● **PROMPT**:
Select each line where the word "Gustav" appears.
┌─ PROVIDED INFORMATION
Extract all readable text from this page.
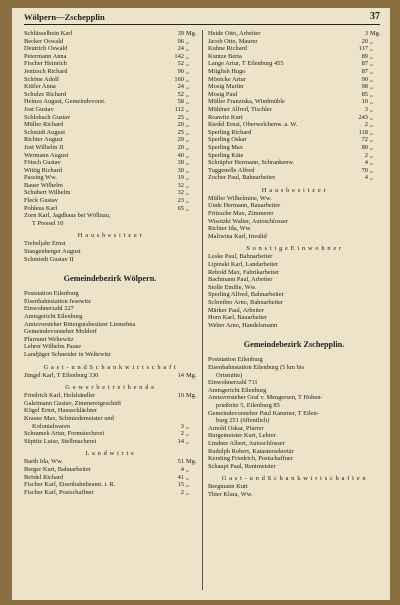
Wölpern—Zschepplin	37
Schlüsselbein Karl	39 Mg.
Becker Oswald	96 „
Deutrich Oswald	24 „
Petermann Anna	142 „
Fischer Heinrich	52 „
Jentzsch Richard	90 „
Schöne Adolf	160 „
Kittler Anna	24 „
Schulze Richard	52 „
Heinze August, Gemeindevorst.	58 „
Jost Gustav	112 „
Schlobach Gustav	25 „
Müller Richard	20 „
Schmidt August	25 „
Richter August	29 „
Jost Wilhelm II	20 „
Wermann August	40 „
Fötsch Gustav	30 „
Wittig Richard	30 „
Passing Ww.	19 „
Bauer Wilhelm	32 „
Schubert Wilhelm	32 „
Fleck Gustav	23 „
Pohleus Karl	65 „
Zorn Karl, Jagdhaus bei Wöllnau,
T Pressel 10
H a u s b e s i t z e r
Trebeljahr Ernst
Stangenberger August
Schmiedt Gustav II
Gemeindebezirk Wölpern.
Poststation Eilenburg
Eisenbahnstation Jesewitz
Einwohnerzahl 227
Amtsgericht Eilenburg
Amtsvorsteher Rittergutsbesitzer Liemehna
Gemeindevorsteher Moldorf
Pfarramt Weltewitz
Lehrer Wilhelm Pause
Landjäger Schneider in Weltewitz
G a s t - u n d S c h a n k w i r t s c h a f t
Jüngel Karl, T Eilenburg 330	14 Mg.
G e w e r b e t r e i b e n d e
Friedrich Karl, Holzhändler	10 Mg.
Galeimann Gustav, Zimmereigeschäft
Kögel Ernst, Hausschlächter
Krause Max, Schmiedemeister und
Kolonialwaren	3 „
Schramek Artur, Formstecherei	2 „
Süptitz Luise, Stellmacherei	14 „
L a n d w i r t e
Barth Ida, Ww.	51 Mg.
Berger Kurt, Bahnarbeiter	4 „
Brödel Richard	41 „
Fischer Karl, Eisenbahnbeamt. i. R.	15 „
Fischer Karl, Postschaffner	2 „
Heide Otto, Arbeiter	3 Mg.
Jacob Otto, Maurer	20 „
Kuhne Richard	117 „
Kuntze Berta	89 „
Lange Artur, T Eilenburg 455	87 „
Mitglish Hugo	87 „
Mönicke Artur	90 „
Mosig Martin	98 „
Mosig Paul	85 „
Müller Franziska, Windmühle	10 „
Mühlner Alfred, Tischler	3 „
Roawitz Kurt	243 „
Riedel Ernst, Oberwelchenw. a. W.	2 „
Sperling Richard	118 „
Sperling Oskar	72 „
Sperling Max	80 „
Sperling Käte	2 „
Schräpfer Hermann, Schrankenw.	4 „
Tuggenelle Alfred	70 „
Zocher Paul, Bahnarbeiter	4 „
H a u s b e s i t z e r
Müller Wilhelmine, Ww.
Unde Hermann, Bauarbeiter
Fritzsche Max, Zimmerer
Wisotzki Walter, Autoschlosser
Richter Ida, Ww.
Maliwina Karl, Invalid
S o n s t i g e E i n w o h n e r
Leske Paul, Bahnarbeiter
Lipinski Karl, Landarbeiter
Rebold Max, Fabrikarbeiter
Bachmann Paul, Arbeiter
Stolle Emilie, Ww.
Sperling Alfred, Bahnarbeiter
Schreiber Arno, Bahnarbeiter
Märker Paul, Arbeiter
Horn Karl, Bauarbeiter
Weber Arno, Handelsmann
Gemeindebezirk Zschepplin.
Poststation Eilenburg
Eisenbahnstation Eilenburg (5 km bis
Ortsmitte)
Einwohnerzahl 711
Amtsgericht Eilenburg
Amtsvorsteher Graf v. Mengersen, T Hohen-
prießnitz 5, Eilenburg 85
Gemeindevorsteher Paul Kammer, T Eilen-
burg 251 (öffentlich)
Arnold Oskar, Pfarrer
Burgemeister Kurt, Lehrer
Lindner Albert, Autoschlosser
Rudolph Robert, Katastersekretär
Kersting Friedrich, Postschaffner
Schaupt Paul, Rentmeister
G a s t - u n d S c h a n k w i r t s c h a f t e n
Bergmann Kurt
Thier Klara, Ww.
└─
● **COMPLETED EXERCISE**:
Jost Gustav	112 „
Schlobach Gustav	25 „
Fötsch Gustav	30 „
Fleck Gustav	23 „
Schmiedt Gustav II
Galeimann Gustav, Zimmereigeschäft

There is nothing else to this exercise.